ENUNCIADO 1. Como fica em inglês esta frase do voto sobre a tempestividade do recurso: "Assim, é tempestivo o recurso criminal em tela, pois interposto em 24.7.2024 (ID 45669404)."?
ENUNCIADO 2. Você pode dar seguimento ao voto sobre a tempestividade do recurso, começando logo depois da última frase dele?

TEXTO FORNECIDO.
-----

RecCrimEleit - 0600133-80.2021.6.21.0028 - Voto Relator(a) - Sessão: 25/10/2024 às 14:00

VOTO

Analiso inicialmente a preliminar de intempestividade, e adianto que não prospera.

De acordo com o art. 200-A da Consolidação Normativa Judicial Eleitoral (CNJE) 2024, a intimação pessoal do Ministério Público Eleitoral, da Defensoria Pública, da Advocacia Pública, bem como as comunicações endereçadas à Polícia Federal e à Polícia Civil do Estado serão realizadas por meio eletrônico, diretamente no sistema PJe.

No caso em tela, o Ministério Público Eleitoral foi intimado da sentença em 11.7.2024, via sistema PJe (ID 45669403), e em 12.7.2024 iniciou-se o prazo de ciência de 10 (dez) dias, de que trata o art. 5°, § 3º, da Lei n. 11.419/06, findando em 22.7.2024, e o prazo recursal de 10 (dez) dias para interpor recurso criminal começou em 23,7,2024, findando em 01.8.2024, na forma do art. 362 do Código Eleitoral.

Assim, é tempestivo o recurso criminal em tela, pois interposto em 24.7.2024 (ID 45669404).

Rejeito, portanto, a preliminar.

-----

REGISTROS DE DADOS.
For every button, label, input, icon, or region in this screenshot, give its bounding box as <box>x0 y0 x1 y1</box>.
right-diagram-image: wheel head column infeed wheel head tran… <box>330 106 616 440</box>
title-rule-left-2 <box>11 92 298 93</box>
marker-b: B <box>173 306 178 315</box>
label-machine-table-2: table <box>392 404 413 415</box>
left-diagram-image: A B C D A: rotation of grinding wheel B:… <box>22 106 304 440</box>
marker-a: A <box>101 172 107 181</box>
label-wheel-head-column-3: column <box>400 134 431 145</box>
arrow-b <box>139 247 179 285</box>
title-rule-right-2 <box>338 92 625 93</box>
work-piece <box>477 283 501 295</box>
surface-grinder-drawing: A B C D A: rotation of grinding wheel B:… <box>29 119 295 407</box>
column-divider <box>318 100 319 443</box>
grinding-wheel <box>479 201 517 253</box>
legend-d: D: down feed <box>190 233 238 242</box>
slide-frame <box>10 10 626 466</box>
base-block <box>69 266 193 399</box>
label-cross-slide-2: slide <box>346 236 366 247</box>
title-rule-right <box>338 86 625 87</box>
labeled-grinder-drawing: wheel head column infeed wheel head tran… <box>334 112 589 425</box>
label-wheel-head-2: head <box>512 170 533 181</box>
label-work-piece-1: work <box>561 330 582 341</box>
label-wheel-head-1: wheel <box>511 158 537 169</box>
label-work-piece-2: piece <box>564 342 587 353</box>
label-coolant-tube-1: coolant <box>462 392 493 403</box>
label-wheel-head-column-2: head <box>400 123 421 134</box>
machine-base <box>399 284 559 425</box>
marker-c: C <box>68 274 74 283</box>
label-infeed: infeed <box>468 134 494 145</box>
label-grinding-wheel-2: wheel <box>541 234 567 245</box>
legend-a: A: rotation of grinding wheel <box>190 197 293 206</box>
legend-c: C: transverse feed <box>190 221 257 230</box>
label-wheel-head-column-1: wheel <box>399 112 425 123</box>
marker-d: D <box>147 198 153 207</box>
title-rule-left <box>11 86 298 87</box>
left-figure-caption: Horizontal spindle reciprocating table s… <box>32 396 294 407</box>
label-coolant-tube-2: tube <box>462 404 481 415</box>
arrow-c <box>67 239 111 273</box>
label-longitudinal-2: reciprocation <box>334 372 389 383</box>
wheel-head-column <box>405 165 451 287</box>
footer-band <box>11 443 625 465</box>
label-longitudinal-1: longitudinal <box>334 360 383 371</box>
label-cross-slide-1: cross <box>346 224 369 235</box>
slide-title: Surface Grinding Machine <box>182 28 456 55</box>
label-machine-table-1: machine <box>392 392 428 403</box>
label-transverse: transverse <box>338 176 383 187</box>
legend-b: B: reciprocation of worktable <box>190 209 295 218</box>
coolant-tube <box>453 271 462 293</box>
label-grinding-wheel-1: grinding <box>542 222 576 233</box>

-----

RESPOSTA 1. Thus, the criminal appeal at hand is timely, since it was filed on 24.7.2024 (ID 45669404).

RESPOSTA 2.
No mérito, trata-se de um Recurso Criminal Eleitoral interposto pelo Ministério Público Eleitoral contra a sentença, que absolveu sumariamente os réus, dirigentes do Partido Democrático Trabalhista (PDT) de Lagoa Vermelha, porque esses apresentaram a prestação de contas anual referente ao exercício de 2019 declarando a ausência de movimentação financeira, ao mesmo tempo que o cartório eleitoral, no curso do exame das contas, localizou uma conta bancária em nome do partido na qual havia saldo de R$ 228,00.

Na sentença, a juíza absolveu sumariamente os réus, entendendo que não houve dolo na conduta, considerando o fato como um erro contábil sem intenção de fraude, com fundamento no art. 397, inc. III, do Código de Processo Penal:

Art. 397. Após o cumprimento do disposto no art. 396-A, e parágrafos, deste Código, o juiz deverá absolver sumariamente o acusado quando verificar: (Redação dada pela Lei nº 11.719, de 2008).

I - a existência manifesta de causa excludente da ilicitude do fato; (Incluído pela Lei nº 11.719, de 2008).

II - a existência manifesta de causa excludente da culpabilidade do agente, salvo inimputabilidade; (Incluído pela Lei nº 11.719, de 2008).

III - que o fato narrado evidentemente não constitui crime; ou (Incluído pela Lei nº 11.719, de 2008).

IV - extinta a punibilidade do agente. (Incluído pela Lei nº 11.719, de 2008).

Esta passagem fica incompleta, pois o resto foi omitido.